Collect every line that includes the string "วมจากการสร".

--- Start Records for processing ---

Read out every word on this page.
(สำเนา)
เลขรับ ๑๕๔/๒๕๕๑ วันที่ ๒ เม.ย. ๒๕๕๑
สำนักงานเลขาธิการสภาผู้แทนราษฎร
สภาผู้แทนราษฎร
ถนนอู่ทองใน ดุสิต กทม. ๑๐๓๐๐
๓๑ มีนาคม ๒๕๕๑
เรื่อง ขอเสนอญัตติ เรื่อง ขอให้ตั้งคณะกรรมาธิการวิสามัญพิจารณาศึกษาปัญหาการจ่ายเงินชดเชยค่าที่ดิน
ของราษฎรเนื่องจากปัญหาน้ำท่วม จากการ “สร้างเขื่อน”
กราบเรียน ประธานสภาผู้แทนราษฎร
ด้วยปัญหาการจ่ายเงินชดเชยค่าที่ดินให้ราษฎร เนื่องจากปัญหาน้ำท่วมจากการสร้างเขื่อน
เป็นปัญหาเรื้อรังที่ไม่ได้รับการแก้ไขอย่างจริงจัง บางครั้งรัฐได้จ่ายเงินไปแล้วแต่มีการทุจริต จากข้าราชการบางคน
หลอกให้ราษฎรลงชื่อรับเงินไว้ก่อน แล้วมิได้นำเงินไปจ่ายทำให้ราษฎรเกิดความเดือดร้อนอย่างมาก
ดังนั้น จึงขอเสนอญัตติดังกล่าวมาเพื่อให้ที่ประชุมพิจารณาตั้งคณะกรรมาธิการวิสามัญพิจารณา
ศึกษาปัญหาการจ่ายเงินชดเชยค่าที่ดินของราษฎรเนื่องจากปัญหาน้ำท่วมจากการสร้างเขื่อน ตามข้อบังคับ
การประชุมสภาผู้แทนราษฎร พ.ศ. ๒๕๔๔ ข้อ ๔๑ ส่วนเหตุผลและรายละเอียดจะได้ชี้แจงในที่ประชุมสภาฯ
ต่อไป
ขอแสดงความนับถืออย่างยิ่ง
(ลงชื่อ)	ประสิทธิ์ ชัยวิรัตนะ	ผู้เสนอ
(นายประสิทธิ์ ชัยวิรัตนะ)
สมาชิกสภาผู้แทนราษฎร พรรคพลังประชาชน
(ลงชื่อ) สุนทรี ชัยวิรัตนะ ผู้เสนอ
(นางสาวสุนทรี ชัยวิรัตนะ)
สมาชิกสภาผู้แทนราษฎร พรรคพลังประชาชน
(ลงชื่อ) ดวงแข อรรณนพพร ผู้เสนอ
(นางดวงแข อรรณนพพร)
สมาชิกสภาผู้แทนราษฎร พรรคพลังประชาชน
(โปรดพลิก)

--- End Records for processing ---

» Expected answer:
ด้วยปัญหาการจ่ายเงินชดเชยค่าที่ดินให้ราษฎร เนื่องจากปัญหาน้ำท่วมจากการสร้างเขื่อน
ศึกษาปัญหาการจ่ายเงินชดเชยค่าที่ดินของราษฎรเนื่องจากปัญหาน้ำท่วมจากการสร้างเขื่อน ตามข้อบังคับ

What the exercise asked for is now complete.